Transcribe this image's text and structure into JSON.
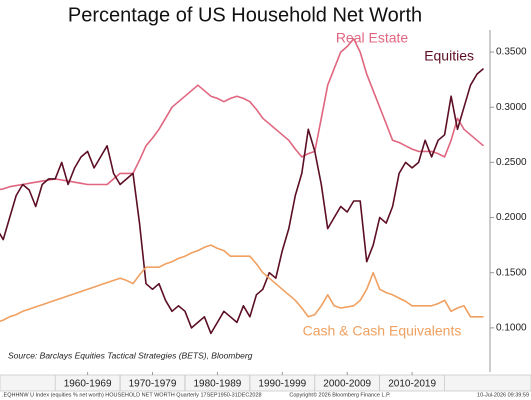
{
  "chart_data": {
    "type": "line",
    "title": "Percentage of US Household Net Worth",
    "source": "Source: Barclays Equities Tactical Strategies (BETS), Bloomberg",
    "footer": {
      "left": ".EQHHNW U Index (equities % net worth)  HOUSEHOLD NET WORTH Quarterly 17SEP1950-31DEC2028",
      "center": "Copyright© 2026 Bloomberg Finance L.P.",
      "right": "10-Jul-2026 09:39:59"
    },
    "x": [
      1951,
      1952,
      1953,
      1954,
      1955,
      1956,
      1957,
      1958,
      1959,
      1960,
      1961,
      1962,
      1963,
      1964,
      1965,
      1966,
      1967,
      1968,
      1969,
      1970,
      1971,
      1972,
      1973,
      1974,
      1975,
      1976,
      1977,
      1978,
      1979,
      1980,
      1981,
      1982,
      1983,
      1984,
      1985,
      1986,
      1987,
      1988,
      1989,
      1990,
      1991,
      1992,
      1993,
      1994,
      1995,
      1996,
      1997,
      1998,
      1999,
      2000,
      2001,
      2002,
      2003,
      2004,
      2005,
      2006,
      2007,
      2008,
      2009,
      2010,
      2011,
      2012,
      2013,
      2014,
      2015,
      2016,
      2017,
      2018,
      2019,
      2020,
      2021,
      2022,
      2023,
      2024,
      2025,
      2026
    ],
    "series": [
      {
        "name": "Real Estate",
        "color": "#e0667f",
        "values": [
          0.225,
          0.226,
          0.228,
          0.229,
          0.23,
          0.231,
          0.232,
          0.233,
          0.234,
          0.235,
          0.234,
          0.233,
          0.232,
          0.231,
          0.23,
          0.23,
          0.23,
          0.23,
          0.235,
          0.24,
          0.24,
          0.24,
          0.252,
          0.265,
          0.272,
          0.28,
          0.29,
          0.3,
          0.305,
          0.31,
          0.315,
          0.32,
          0.315,
          0.31,
          0.308,
          0.305,
          0.308,
          0.31,
          0.308,
          0.305,
          0.298,
          0.29,
          0.285,
          0.28,
          0.275,
          0.27,
          0.262,
          0.255,
          0.258,
          0.26,
          0.29,
          0.32,
          0.335,
          0.35,
          0.355,
          0.362,
          0.35,
          0.33,
          0.315,
          0.3,
          0.285,
          0.27,
          0.268,
          0.265,
          0.262,
          0.26,
          0.26,
          0.26,
          0.258,
          0.255,
          0.27,
          0.29,
          0.28,
          0.275,
          0.27,
          0.265
        ]
      },
      {
        "name": "Equities",
        "color": "#5c0f24",
        "values": [
          0.19,
          0.18,
          0.2,
          0.22,
          0.23,
          0.225,
          0.21,
          0.23,
          0.235,
          0.235,
          0.25,
          0.23,
          0.245,
          0.255,
          0.26,
          0.245,
          0.255,
          0.265,
          0.24,
          0.23,
          0.235,
          0.24,
          0.195,
          0.14,
          0.135,
          0.14,
          0.125,
          0.115,
          0.12,
          0.115,
          0.1,
          0.105,
          0.11,
          0.095,
          0.105,
          0.115,
          0.11,
          0.105,
          0.12,
          0.11,
          0.13,
          0.135,
          0.15,
          0.145,
          0.17,
          0.19,
          0.22,
          0.24,
          0.28,
          0.26,
          0.23,
          0.19,
          0.2,
          0.21,
          0.205,
          0.215,
          0.215,
          0.16,
          0.175,
          0.2,
          0.195,
          0.21,
          0.24,
          0.25,
          0.245,
          0.25,
          0.27,
          0.255,
          0.27,
          0.275,
          0.31,
          0.28,
          0.3,
          0.32,
          0.33,
          0.335
        ]
      },
      {
        "name": "Cash & Cash Equivalents",
        "color": "#f0a060",
        "values": [
          0.105,
          0.107,
          0.11,
          0.112,
          0.115,
          0.117,
          0.119,
          0.121,
          0.123,
          0.125,
          0.127,
          0.129,
          0.131,
          0.133,
          0.135,
          0.137,
          0.139,
          0.141,
          0.143,
          0.145,
          0.143,
          0.14,
          0.148,
          0.155,
          0.155,
          0.155,
          0.158,
          0.16,
          0.163,
          0.165,
          0.168,
          0.17,
          0.173,
          0.175,
          0.172,
          0.17,
          0.165,
          0.165,
          0.165,
          0.165,
          0.158,
          0.15,
          0.145,
          0.14,
          0.135,
          0.13,
          0.125,
          0.118,
          0.11,
          0.112,
          0.12,
          0.13,
          0.12,
          0.118,
          0.119,
          0.12,
          0.125,
          0.135,
          0.15,
          0.135,
          0.132,
          0.13,
          0.127,
          0.124,
          0.12,
          0.12,
          0.12,
          0.12,
          0.122,
          0.125,
          0.115,
          0.118,
          0.12,
          0.11,
          0.11,
          0.11
        ]
      }
    ],
    "xlim": [
      1951.5,
      2027
    ],
    "xticks": [
      {
        "value": 1965,
        "label": "1960-1969"
      },
      {
        "value": 1975,
        "label": "1970-1979"
      },
      {
        "value": 1985,
        "label": "1980-1989"
      },
      {
        "value": 1995,
        "label": "1990-1999"
      },
      {
        "value": 2005,
        "label": "2000-2009"
      },
      {
        "value": 2015,
        "label": "2010-2019"
      }
    ],
    "ylim": [
      0.06,
      0.37
    ],
    "yticks": [
      {
        "value": 0.1,
        "label": "0.1000"
      },
      {
        "value": 0.15,
        "label": "0.1500"
      },
      {
        "value": 0.2,
        "label": "0.2000"
      },
      {
        "value": 0.25,
        "label": "0.2500"
      },
      {
        "value": 0.3,
        "label": "0.3000"
      },
      {
        "value": 0.35,
        "label": "0.3500"
      }
    ]
  }
}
+++
Aim: Report each line in the data that holds the word "color".

The result:
        "color": "#e0667f",
        "color": "#5c0f24",
        "color": "#f0a060",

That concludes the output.